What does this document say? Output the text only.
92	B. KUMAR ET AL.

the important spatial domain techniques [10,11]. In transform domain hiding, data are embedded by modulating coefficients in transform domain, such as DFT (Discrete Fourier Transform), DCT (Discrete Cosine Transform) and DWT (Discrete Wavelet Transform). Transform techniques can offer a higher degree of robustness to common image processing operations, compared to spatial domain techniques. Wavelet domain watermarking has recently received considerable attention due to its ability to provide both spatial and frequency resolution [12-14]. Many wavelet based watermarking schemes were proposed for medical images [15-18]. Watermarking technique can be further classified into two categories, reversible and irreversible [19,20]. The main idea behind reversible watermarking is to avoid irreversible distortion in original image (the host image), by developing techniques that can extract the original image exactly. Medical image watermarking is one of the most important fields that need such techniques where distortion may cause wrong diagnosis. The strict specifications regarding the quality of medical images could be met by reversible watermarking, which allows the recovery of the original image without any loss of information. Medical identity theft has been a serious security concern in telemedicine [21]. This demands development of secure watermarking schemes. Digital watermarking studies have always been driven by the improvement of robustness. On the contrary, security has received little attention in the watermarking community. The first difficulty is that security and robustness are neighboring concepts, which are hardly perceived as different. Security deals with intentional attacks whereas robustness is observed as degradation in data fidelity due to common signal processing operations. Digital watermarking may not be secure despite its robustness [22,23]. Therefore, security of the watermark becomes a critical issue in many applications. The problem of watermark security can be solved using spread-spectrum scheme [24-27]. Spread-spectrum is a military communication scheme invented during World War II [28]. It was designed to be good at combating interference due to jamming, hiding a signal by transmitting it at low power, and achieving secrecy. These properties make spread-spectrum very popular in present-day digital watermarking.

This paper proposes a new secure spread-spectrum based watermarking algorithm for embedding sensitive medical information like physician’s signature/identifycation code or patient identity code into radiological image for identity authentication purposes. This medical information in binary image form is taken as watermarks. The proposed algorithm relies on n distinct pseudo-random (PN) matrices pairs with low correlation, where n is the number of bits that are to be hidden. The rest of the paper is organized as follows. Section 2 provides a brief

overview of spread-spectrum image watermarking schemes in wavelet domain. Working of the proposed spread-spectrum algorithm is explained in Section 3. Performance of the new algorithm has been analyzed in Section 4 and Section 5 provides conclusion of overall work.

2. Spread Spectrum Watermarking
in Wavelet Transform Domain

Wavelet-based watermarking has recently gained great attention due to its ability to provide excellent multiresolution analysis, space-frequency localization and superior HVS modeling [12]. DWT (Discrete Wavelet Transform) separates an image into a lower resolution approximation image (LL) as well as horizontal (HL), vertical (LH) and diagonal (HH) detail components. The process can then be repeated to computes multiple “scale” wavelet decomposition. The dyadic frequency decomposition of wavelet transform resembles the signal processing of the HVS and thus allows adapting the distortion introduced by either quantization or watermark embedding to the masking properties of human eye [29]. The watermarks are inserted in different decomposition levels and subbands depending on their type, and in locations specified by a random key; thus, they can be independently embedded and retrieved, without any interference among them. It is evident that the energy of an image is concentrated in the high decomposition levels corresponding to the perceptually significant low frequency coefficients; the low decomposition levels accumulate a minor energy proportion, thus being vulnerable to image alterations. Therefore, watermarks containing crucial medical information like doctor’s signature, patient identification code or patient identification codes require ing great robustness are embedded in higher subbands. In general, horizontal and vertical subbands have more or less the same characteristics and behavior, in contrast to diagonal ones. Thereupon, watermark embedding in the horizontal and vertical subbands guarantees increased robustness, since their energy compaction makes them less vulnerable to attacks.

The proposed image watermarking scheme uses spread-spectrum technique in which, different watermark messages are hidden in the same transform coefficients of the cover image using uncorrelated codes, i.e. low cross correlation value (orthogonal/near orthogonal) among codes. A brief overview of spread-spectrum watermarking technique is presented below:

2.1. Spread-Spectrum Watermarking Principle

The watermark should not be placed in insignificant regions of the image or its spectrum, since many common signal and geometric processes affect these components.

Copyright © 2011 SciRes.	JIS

● Exercise details
Copy each record from above without leaving any out.

● Solution to this problem
What does this document say? Output the text only.
92	B. KUMAR ET AL.

the important spatial domain techniques [10,11]. In transform domain hiding, data are embedded by modulating coefficients in transform domain, such as DFT (Discrete Fourier Transform), DCT (Discrete Cosine Transform) and DWT (Discrete Wavelet Transform). Transform techniques can offer a higher degree of robustness to common image processing operations, compared to spatial domain techniques. Wavelet domain watermarking has recently received considerable attention due to its ability to provide both spatial and frequency resolution [12-14]. Many wavelet based watermarking schemes were proposed for medical images [15-18]. Watermarking technique can be further classified into two categories, reversible and irreversible [19,20]. The main idea behind reversible watermarking is to avoid irreversible distortion in original image (the host image), by developing techniques that can extract the original image exactly. Medical image watermarking is one of the most important fields that need such techniques where distortion may cause wrong diagnosis. The strict specifications regarding the quality of medical images could be met by reversible watermarking, which allows the recovery of the original image without any loss of information. Medical identity theft has been a serious security concern in telemedicine [21]. This demands development of secure watermarking schemes. Digital watermarking studies have always been driven by the improvement of robustness. On the contrary, security has received little attention in the watermarking community. The first difficulty is that security and robustness are neighboring concepts, which are hardly perceived as different. Security deals with intentional attacks whereas robustness is observed as degradation in data fidelity due to common signal processing operations. Digital watermarking may not be secure despite its robustness [22,23]. Therefore, security of the watermark becomes a critical issue in many applications. The problem of watermark security can be solved using spread-spectrum scheme [24-27]. Spread-spectrum is a military communication scheme invented during World War II [28]. It was designed to be good at combating interference due to jamming, hiding a signal by transmitting it at low power, and achieving secrecy. These properties make spread-spectrum very popular in present-day digital watermarking.

This paper proposes a new secure spread-spectrum based watermarking algorithm for embedding sensitive medical information like physician’s signature/identifycation code or patient identity code into radiological image for identity authentication purposes. This medical information in binary image form is taken as watermarks. The proposed algorithm relies on n distinct pseudo-random (PN) matrices pairs with low correlation, where n is the number of bits that are to be hidden. The rest of the paper is organized as follows. Section 2 provides a brief

overview of spread-spectrum image watermarking schemes in wavelet domain. Working of the proposed spread-spectrum algorithm is explained in Section 3. Performance of the new algorithm has been analyzed in Section 4 and Section 5 provides conclusion of overall work.

2. Spread Spectrum Watermarking
in Wavelet Transform Domain

Wavelet-based watermarking has recently gained great attention due to its ability to provide excellent multiresolution analysis, space-frequency localization and superior HVS modeling [12]. DWT (Discrete Wavelet Transform) separates an image into a lower resolution approximation image (LL) as well as horizontal (HL), vertical (LH) and diagonal (HH) detail components. The process can then be repeated to computes multiple “scale” wavelet decomposition. The dyadic frequency decomposition of wavelet transform resembles the signal processing of the HVS and thus allows adapting the distortion introduced by either quantization or watermark embedding to the masking properties of human eye [29]. The watermarks are inserted in different decomposition levels and subbands depending on their type, and in locations specified by a random key; thus, they can be independently embedded and retrieved, without any interference among them. It is evident that the energy of an image is concentrated in the high decomposition levels corresponding to the perceptually significant low frequency coefficients; the low decomposition levels accumulate a minor energy proportion, thus being vulnerable to image alterations. Therefore, watermarks containing crucial medical information like doctor’s signature, patient identification code or patient identification codes require ing great robustness are embedded in higher subbands. In general, horizontal and vertical subbands have more or less the same characteristics and behavior, in contrast to diagonal ones. Thereupon, watermark embedding in the horizontal and vertical subbands guarantees increased robustness, since their energy compaction makes them less vulnerable to attacks.

The proposed image watermarking scheme uses spread-spectrum technique in which, different watermark messages are hidden in the same transform coefficients of the cover image using uncorrelated codes, i.e. low cross correlation value (orthogonal/near orthogonal) among codes. A brief overview of spread-spectrum watermarking technique is presented below:

2.1. Spread-Spectrum Watermarking Principle

The watermark should not be placed in insignificant regions of the image or its spectrum, since many common signal and geometric processes affect these components.

Copyright © 2011 SciRes.	JIS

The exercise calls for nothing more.